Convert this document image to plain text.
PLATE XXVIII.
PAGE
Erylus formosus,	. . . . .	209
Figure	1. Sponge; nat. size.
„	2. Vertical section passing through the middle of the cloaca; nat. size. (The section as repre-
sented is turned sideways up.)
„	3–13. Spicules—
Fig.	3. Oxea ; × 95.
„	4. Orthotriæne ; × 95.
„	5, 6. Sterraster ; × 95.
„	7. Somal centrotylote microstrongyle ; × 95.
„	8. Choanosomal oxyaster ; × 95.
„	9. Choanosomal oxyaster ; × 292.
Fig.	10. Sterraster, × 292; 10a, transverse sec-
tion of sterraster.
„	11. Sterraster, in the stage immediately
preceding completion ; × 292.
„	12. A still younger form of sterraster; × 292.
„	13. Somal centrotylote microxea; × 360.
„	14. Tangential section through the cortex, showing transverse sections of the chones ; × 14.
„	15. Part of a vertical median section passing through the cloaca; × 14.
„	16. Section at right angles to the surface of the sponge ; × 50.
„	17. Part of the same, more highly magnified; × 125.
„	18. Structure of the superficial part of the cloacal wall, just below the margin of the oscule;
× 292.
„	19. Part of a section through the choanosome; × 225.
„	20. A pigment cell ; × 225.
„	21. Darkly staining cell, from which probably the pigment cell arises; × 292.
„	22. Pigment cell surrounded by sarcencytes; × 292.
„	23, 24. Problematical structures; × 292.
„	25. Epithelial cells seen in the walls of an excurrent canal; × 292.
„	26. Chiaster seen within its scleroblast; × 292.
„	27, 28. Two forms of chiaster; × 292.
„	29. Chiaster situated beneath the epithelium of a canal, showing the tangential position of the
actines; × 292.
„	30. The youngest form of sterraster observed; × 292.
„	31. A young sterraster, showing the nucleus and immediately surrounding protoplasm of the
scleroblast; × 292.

- _WHAT IS REQUIRED_: Each entry should be written out again exactly, with no word left out.

- _RESPONSE FOR THIS EXERCISE_:
Convert this document image to plain text.
PLATE XXVIII.
PAGE
Erylus formosus,	. . . . .	209
Figure	1. Sponge; nat. size.
„	2. Vertical section passing through the middle of the cloaca; nat. size. (The section as repre-
sented is turned sideways up.)
„	3–13. Spicules—
Fig.	3. Oxea ; × 95.
„	4. Orthotriæne ; × 95.
„	5, 6. Sterraster ; × 95.
„	7. Somal centrotylote microstrongyle ; × 95.
„	8. Choanosomal oxyaster ; × 95.
„	9. Choanosomal oxyaster ; × 292.
Fig.	10. Sterraster, × 292; 10a, transverse sec-
tion of sterraster.
„	11. Sterraster, in the stage immediately
preceding completion ; × 292.
„	12. A still younger form of sterraster; × 292.
„	13. Somal centrotylote microxea; × 360.
„	14. Tangential section through the cortex, showing transverse sections of the chones ; × 14.
„	15. Part of a vertical median section passing through the cloaca; × 14.
„	16. Section at right angles to the surface of the sponge ; × 50.
„	17. Part of the same, more highly magnified; × 125.
„	18. Structure of the superficial part of the cloacal wall, just below the margin of the oscule;
× 292.
„	19. Part of a section through the choanosome; × 225.
„	20. A pigment cell ; × 225.
„	21. Darkly staining cell, from which probably the pigment cell arises; × 292.
„	22. Pigment cell surrounded by sarcencytes; × 292.
„	23, 24. Problematical structures; × 292.
„	25. Epithelial cells seen in the walls of an excurrent canal; × 292.
„	26. Chiaster seen within its scleroblast; × 292.
„	27, 28. Two forms of chiaster; × 292.
„	29. Chiaster situated beneath the epithelium of a canal, showing the tangential position of the
actines; × 292.
„	30. The youngest form of sterraster observed; × 292.
„	31. A young sterraster, showing the nucleus and immediately surrounding protoplasm of the
scleroblast; × 292.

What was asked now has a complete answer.